→ **Exercise goal**
Go through the listing and set it down exactly, leaving out its pictures.

→ **Record excerpts**
━━━━━━━━━━

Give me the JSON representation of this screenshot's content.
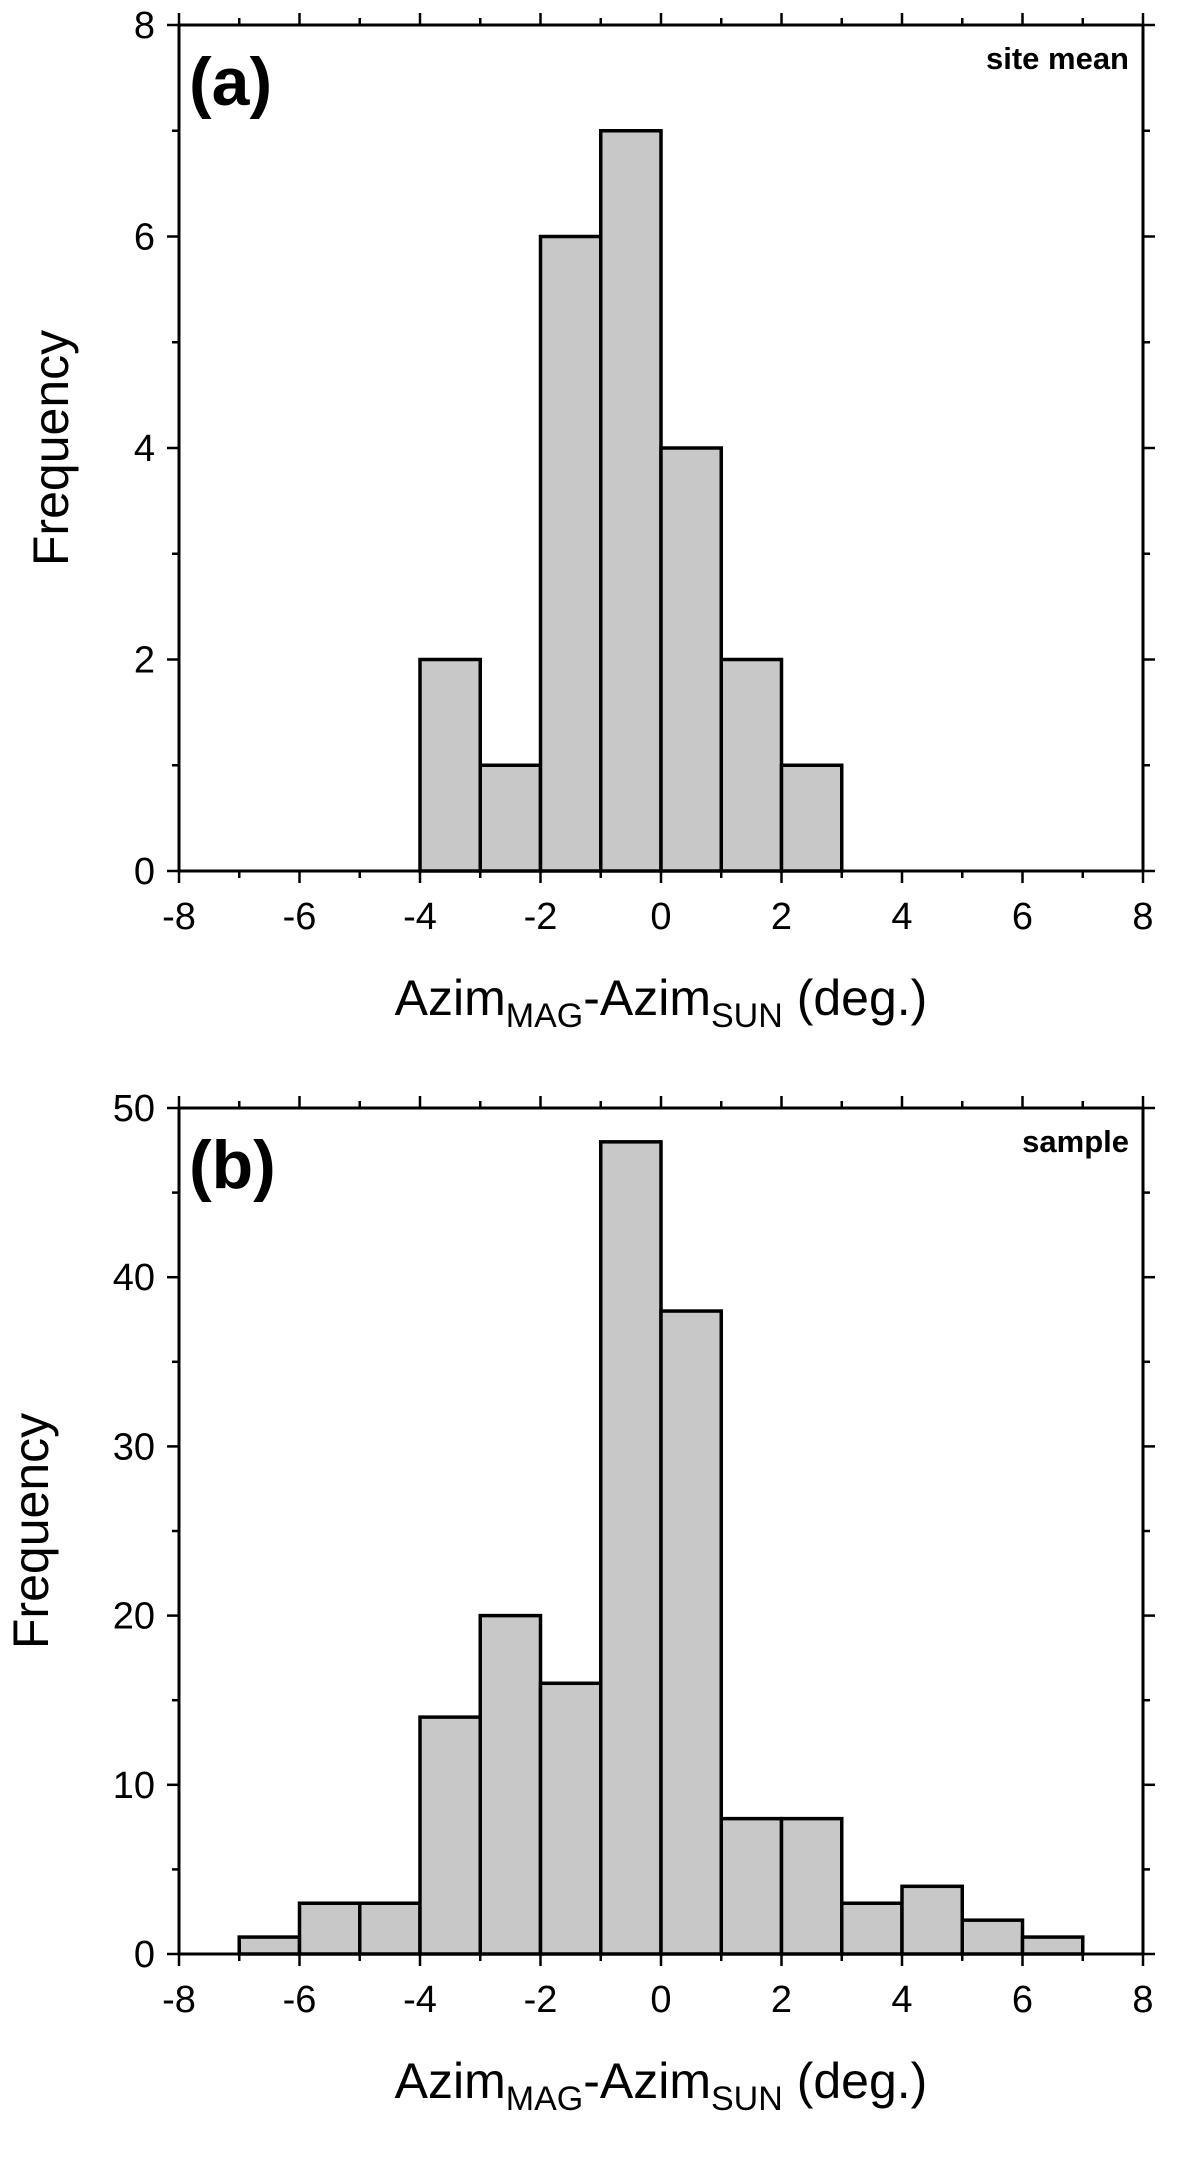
{
  "chart_data": [
    {
      "type": "bar",
      "panel_label": "(a)",
      "annotation": "site mean",
      "ylabel": "Frequency",
      "xlabel": {
        "main": "Azim",
        "sub1": "MAG",
        "mid": "-Azim",
        "sub2": "SUN",
        "tail": " (deg.)"
      },
      "bin_edges": [
        -4,
        -3,
        -2,
        -1,
        0,
        1,
        2,
        3
      ],
      "values": [
        2,
        1,
        6,
        7,
        4,
        2,
        1
      ],
      "xlim": [
        -8,
        8
      ],
      "ylim": [
        0,
        8
      ],
      "x_ticks": [
        "-8",
        "-6",
        "-4",
        "-2",
        "0",
        "2",
        "4",
        "6",
        "8"
      ],
      "y_ticks": [
        "0",
        "2",
        "4",
        "6",
        "8"
      ],
      "bar_color": "#c8c8c8"
    },
    {
      "type": "bar",
      "panel_label": "(b)",
      "annotation": "sample",
      "ylabel": "Frequency",
      "xlabel": {
        "main": "Azim",
        "sub1": "MAG",
        "mid": "-Azim",
        "sub2": "SUN",
        "tail": " (deg.)"
      },
      "bin_edges": [
        -7,
        -6,
        -5,
        -4,
        -3,
        -2,
        -1,
        0,
        1,
        2,
        3,
        4,
        5,
        6,
        7
      ],
      "values": [
        1,
        3,
        3,
        14,
        20,
        16,
        48,
        38,
        8,
        8,
        3,
        4,
        2,
        1
      ],
      "xlim": [
        -8,
        8
      ],
      "ylim": [
        0,
        50
      ],
      "x_ticks": [
        "-8",
        "-6",
        "-4",
        "-2",
        "0",
        "2",
        "4",
        "6",
        "8"
      ],
      "y_ticks": [
        "0",
        "10",
        "20",
        "30",
        "40",
        "50"
      ],
      "bar_color": "#c8c8c8"
    }
  ]
}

━━━━━━━━━━

→ **Response to the task**
Give me the JSON representation of this screenshot's content.
{
  "chart_data": [
    {
      "type": "bar",
      "panel_label": "(a)",
      "annotation": "site mean",
      "ylabel": "Frequency",
      "xlabel": {
        "main": "Azim",
        "sub1": "MAG",
        "mid": "-Azim",
        "sub2": "SUN",
        "tail": " (deg.)"
      },
      "bin_edges": [
        -4,
        -3,
        -2,
        -1,
        0,
        1,
        2,
        3
      ],
      "values": [
        2,
        1,
        6,
        7,
        4,
        2,
        1
      ],
      "xlim": [
        -8,
        8
      ],
      "ylim": [
        0,
        8
      ],
      "x_ticks": [
        "-8",
        "-6",
        "-4",
        "-2",
        "0",
        "2",
        "4",
        "6",
        "8"
      ],
      "y_ticks": [
        "0",
        "2",
        "4",
        "6",
        "8"
      ],
      "bar_color": "#c8c8c8"
    },
    {
      "type": "bar",
      "panel_label": "(b)",
      "annotation": "sample",
      "ylabel": "Frequency",
      "xlabel": {
        "main": "Azim",
        "sub1": "MAG",
        "mid": "-Azim",
        "sub2": "SUN",
        "tail": " (deg.)"
      },
      "bin_edges": [
        -7,
        -6,
        -5,
        -4,
        -3,
        -2,
        -1,
        0,
        1,
        2,
        3,
        4,
        5,
        6,
        7
      ],
      "values": [
        1,
        3,
        3,
        14,
        20,
        16,
        48,
        38,
        8,
        8,
        3,
        4,
        2,
        1
      ],
      "xlim": [
        -8,
        8
      ],
      "ylim": [
        0,
        50
      ],
      "x_ticks": [
        "-8",
        "-6",
        "-4",
        "-2",
        "0",
        "2",
        "4",
        "6",
        "8"
      ],
      "y_ticks": [
        "0",
        "10",
        "20",
        "30",
        "40",
        "50"
      ],
      "bar_color": "#c8c8c8"
    }
  ]
}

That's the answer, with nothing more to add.